---------- RAW RECORDS
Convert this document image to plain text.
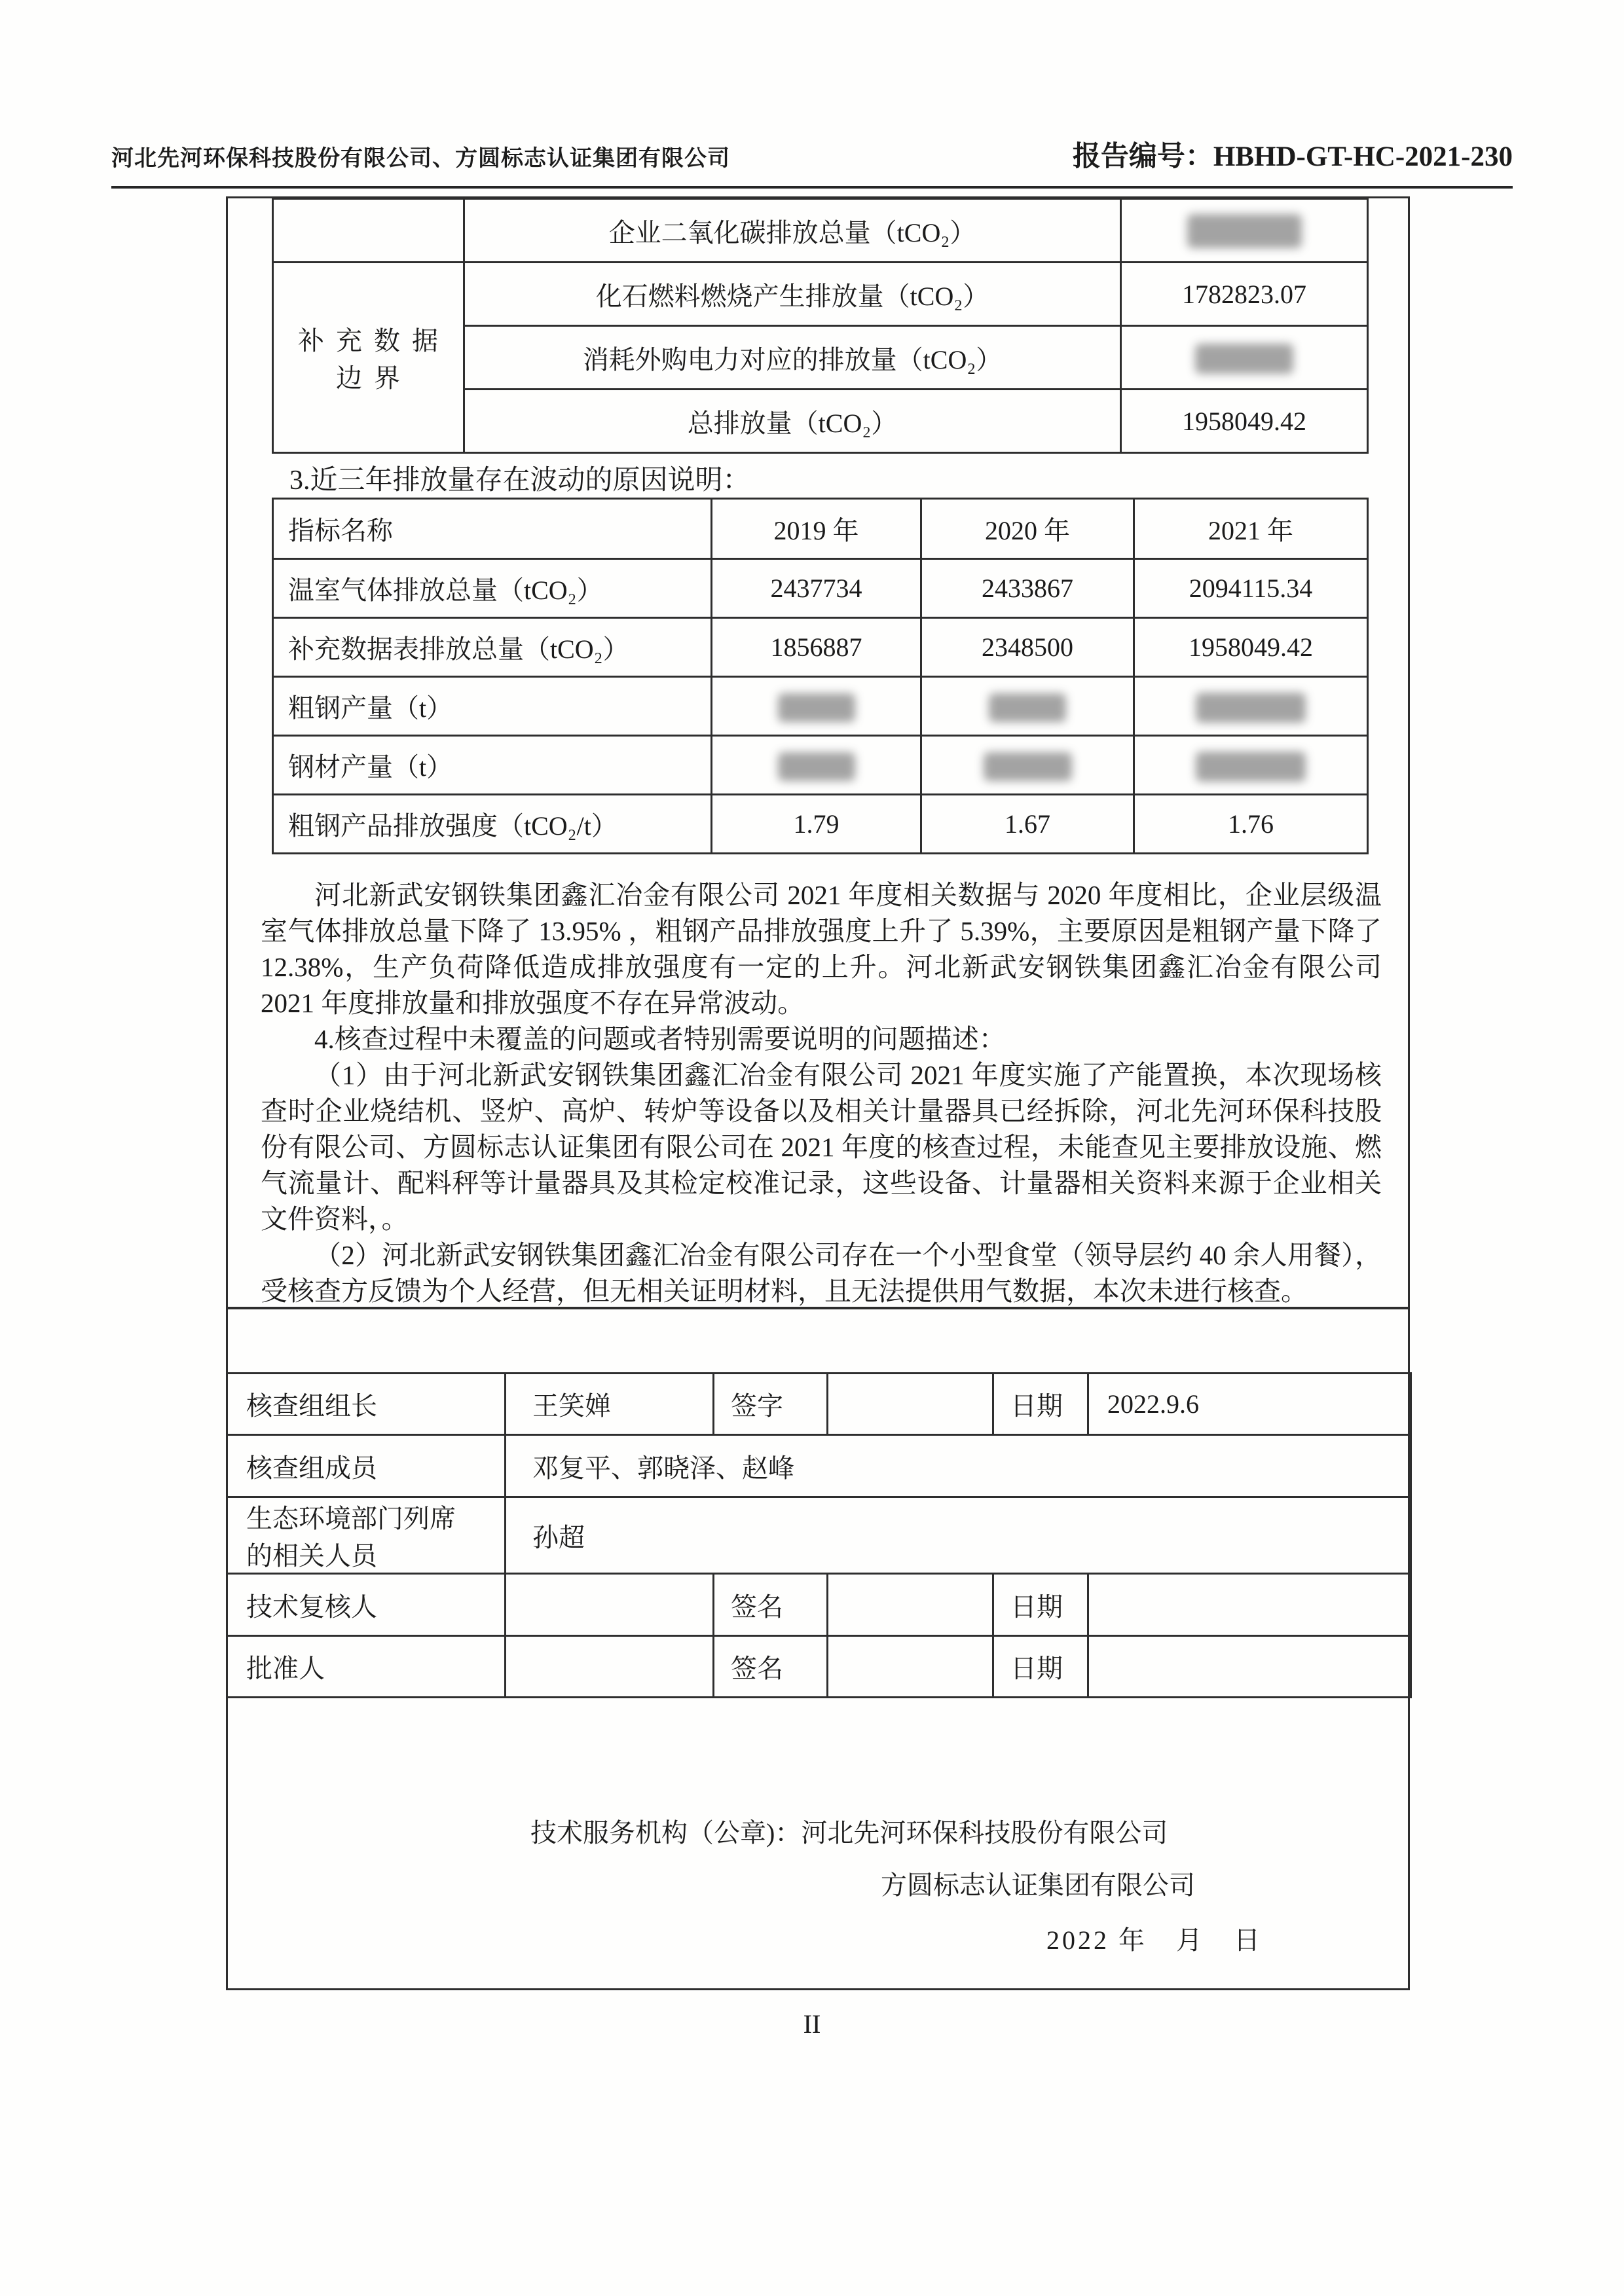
河北先河环保科技股份有限公司、方圆标志认证集团有限公司	报告编号：HBHD-GT-HC-2021-230
	企业二氧化碳排放总量（tCO₂）	
补充数据边界	化石燃料燃烧产生排放量（tCO₂）	1782823.07
	消耗外购电力对应的排放量（tCO₂）	
	总排放量（tCO₂）	1958049.42
3.近三年排放量存在波动的原因说明：
指标名称	2019 年	2020 年	2021 年
温室气体排放总量（tCO₂）	2437734	2433867	2094115.34
补充数据表排放总量（tCO₂）	1856887	2348500	1958049.42
粗钢产量（t）			
钢材产量（t）			
粗钢产品排放强度（tCO₂/t）	1.79	1.67	1.76

河北新武安钢铁集团鑫汇冶金有限公司 2021 年度相关数据与 2020 年度相比，企业层级温室气体排放总量下降了 13.95% ，粗钢产品排放强度上升了 5.39%，主要原因是粗钢产量下降了 12.38%，生产负荷降低造成排放强度有一定的上升。河北新武安钢铁集团鑫汇冶金有限公司 2021 年度排放量和排放强度不存在异常波动。

4.核查过程中未覆盖的问题或者特别需要说明的问题描述：

（1）由于河北新武安钢铁集团鑫汇冶金有限公司 2021 年度实施了产能置换，本次现场核查时企业烧结机、竖炉、高炉、转炉等设备以及相关计量器具已经拆除，河北先河环保科技股份有限公司、方圆标志认证集团有限公司在 2021 年度的核查过程，未能查见主要排放设施、燃气流量计、配料秤等计量器具及其检定校准记录，这些设备、计量器相关资料来源于企业相关文件资料，。

（2）河北新武安钢铁集团鑫汇冶金有限公司存在一个小型食堂（领导层约 40 余人用餐），受核查方反馈为个人经营，但无相关证明材料，且无法提供用气数据，本次未进行核查。

核查组组长	王笑婵	签字		日期	2022.9.6
核查组成员	邓复平、郭晓泽、赵峰				
生态环境部门列席的相关人员	孙超				
技术复核人		签名		日期	
批准人		签名		日期	
技术服务机构（公章)：河北先河环保科技股份有限公司
方圆标志认证集团有限公司
2022 年　月　日
II
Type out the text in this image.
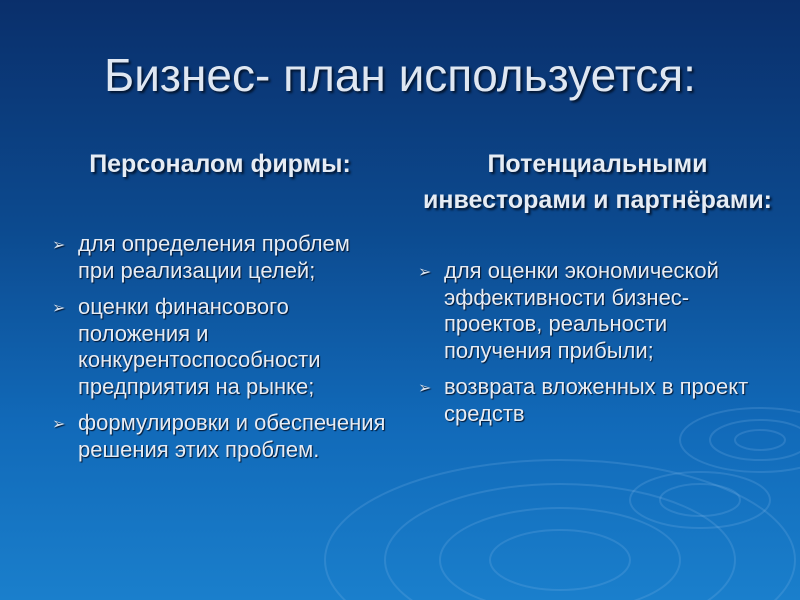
Бизнес- план используется:
Персоналом фирмы:
➢ для определения проблем при реализации целей;
➢ оценки финансового положения и конкурентоспособности предприятия на рынке;
➢ формулировки и обеспечения решения этих проблем.
Потенциальными инвесторами и партнёрами:
➢ для оценки экономической эффективности бизнес-проектов, реальности получения прибыли;
➢ возврата вложенных в проект средств
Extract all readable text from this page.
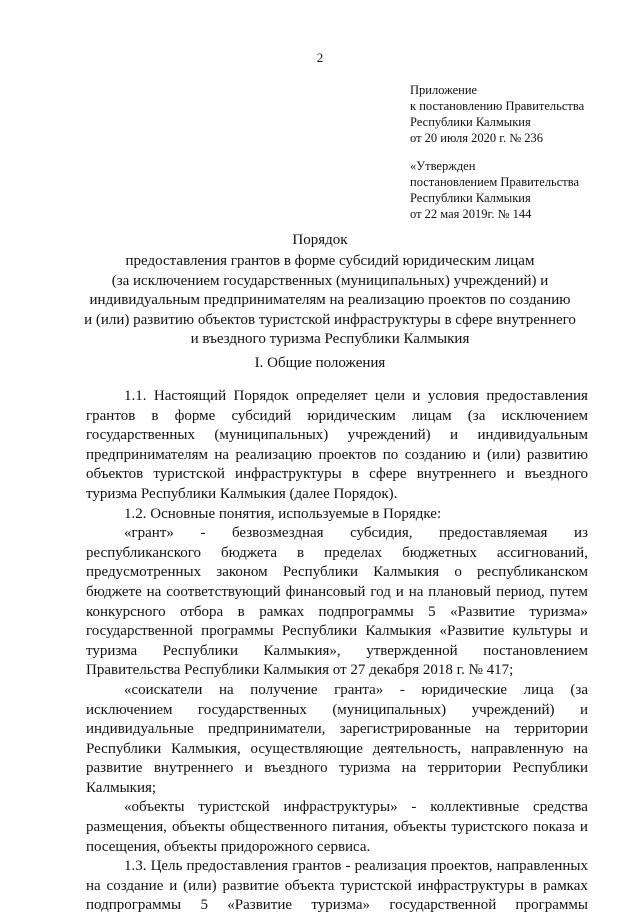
2
Приложение
к постановлению Правительства
Республики Калмыкия
от 20 июля 2020 г. № 236
«Утвержден
постановлением Правительства
Республики Калмыкия
от 22 мая 2019г. № 144
Порядок
предоставления грантов в форме субсидий юридическим лицам
(за исключением государственных (муниципальных) учреждений) и
индивидуальным предпринимателям на реализацию проектов по созданию
и (или) развитию объектов туристской инфраструктуры в сфере внутреннего
и въездного туризма Республики Калмыкия
I. Общие положения
1.1. Настоящий Порядок определяет цели и условия предоставления
грантов в форме субсидий юридическим лицам (за исключением
государственных (муниципальных) учреждений) и индивидуальным
предпринимателям на реализацию проектов по созданию и (или) развитию
объектов туристской инфраструктуры в сфере внутреннего и въездного
туризма Республики Калмыкия (далее Порядок).
1.2. Основные понятия, используемые в Порядке:
«грант» - безвозмездная субсидия, предоставляемая из
республиканского бюджета в пределах бюджетных ассигнований,
предусмотренных законом Республики Калмыкия о республиканском
бюджете на соответствующий финансовый год и на плановый период, путем
конкурсного отбора в рамках подпрограммы 5 «Развитие туризма»
государственной программы Республики Калмыкия «Развитие культуры и
туризма Республики Калмыкия», утвержденной постановлением
Правительства Республики Калмыкия от 27 декабря 2018 г. № 417;
«соискатели на получение гранта» - юридические лица (за
исключением государственных (муниципальных) учреждений) и
индивидуальные предприниматели, зарегистрированные на территории
Республики Калмыкия, осуществляющие деятельность, направленную на
развитие внутреннего и въездного туризма на территории Республики
Калмыкия;
«объекты туристской инфраструктуры» - коллективные средства
размещения, объекты общественного питания, объекты туристского показа и
посещения, объекты придорожного сервиса.
1.3. Цель предоставления грантов - реализация проектов, направленных
на создание и (или) развитие объекта туристской инфраструктуры в рамках
подпрограммы 5 «Развитие туризма» государственной программы
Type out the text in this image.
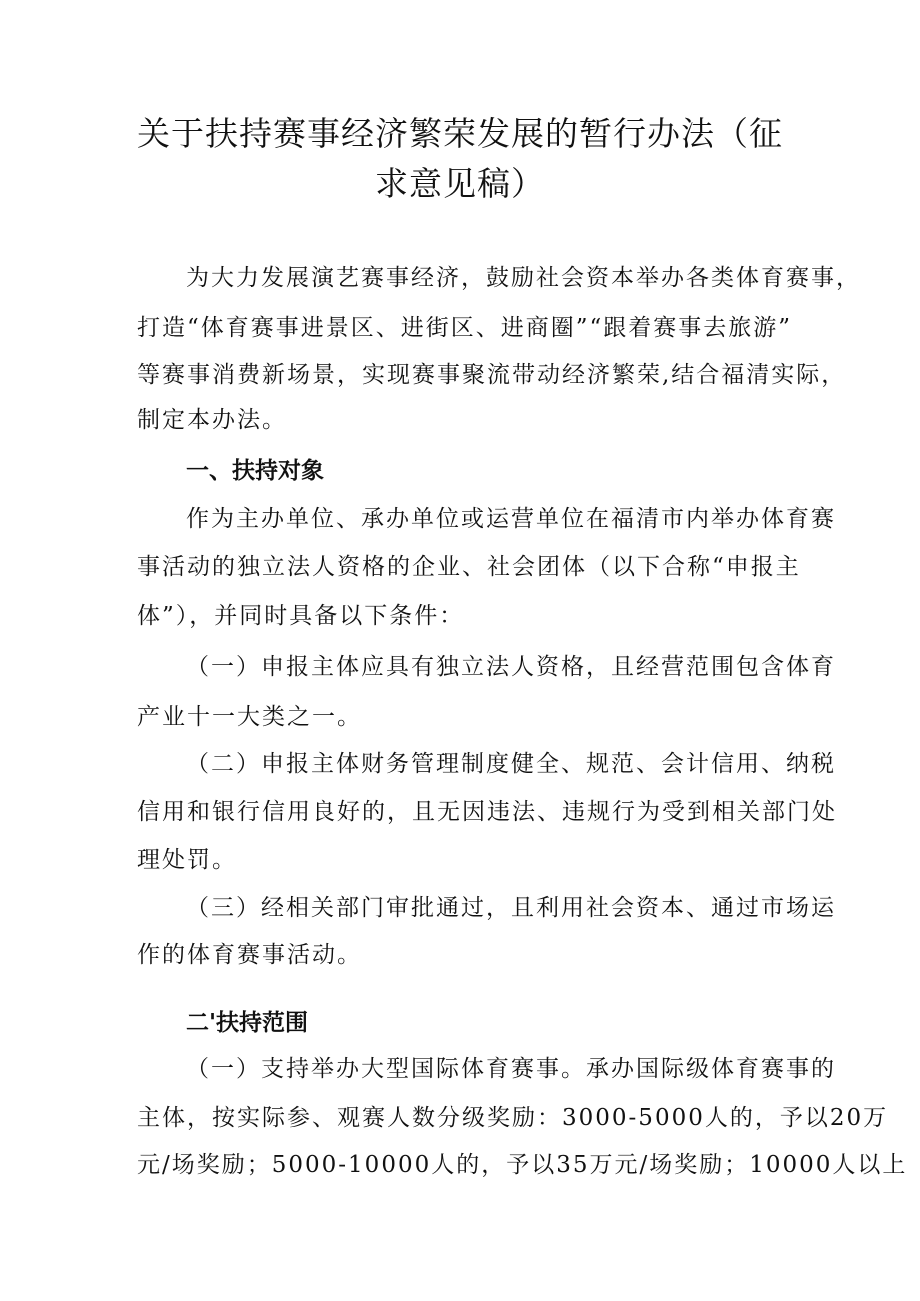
关于扶持赛事经济繁荣发展的暂行办法（征
求意见稿）

为大力发展演艺赛事经济，鼓励社会资本举办各类体育赛事，

打造“体育赛事进景区、进街区、进商圈”“跟着赛事去旅游”

等赛事消费新场景，实现赛事聚流带动经济繁荣,结合福清实际，

制定本办法。

一、扶持对象

作为主办单位、承办单位或运营单位在福清市内举办体育赛

事活动的独立法人资格的企业、社会团体（以下合称“申报主

体”），并同时具备以下条件：

（一）申报主体应具有独立法人资格，且经营范围包含体育

产业十一大类之一。

（二）申报主体财务管理制度健全、规范、会计信用、纳税

信用和银行信用良好的，且无因违法、违规行为受到相关部门处

理处罚。

（三）经相关部门审批通过，且利用社会资本、通过市场运

作的体育赛事活动。

二'扶持范围

（一）支持举办大型国际体育赛事。承办国际级体育赛事的

主体，按实际参、观赛人数分级奖励：3000-5000人的，予以20万

元/场奖励；5000-10000人的，予以35万元/场奖励；10000人以上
--------------------
SHORT PROBLEM: Collect each line of the entries that has the word "Республики", copying it in full.

TASK ANSWER:
Республики Калмыкия
Республики Калмыкия
и въездного туризма Республики Калмыкия
туризма Республики Калмыкия (далее Порядок).
предусмотренных законом Республики Калмыкия о республиканском
государственной программы Республики Калмыкия «Развитие культуры и
туризма Республики Калмыкия», утвержденной постановлением
Правительства Республики Калмыкия от 27 декабря 2018 г. № 417;
Республики Калмыкия, осуществляющие деятельность, направленную на
развитие внутреннего и въездного туризма на территории Республики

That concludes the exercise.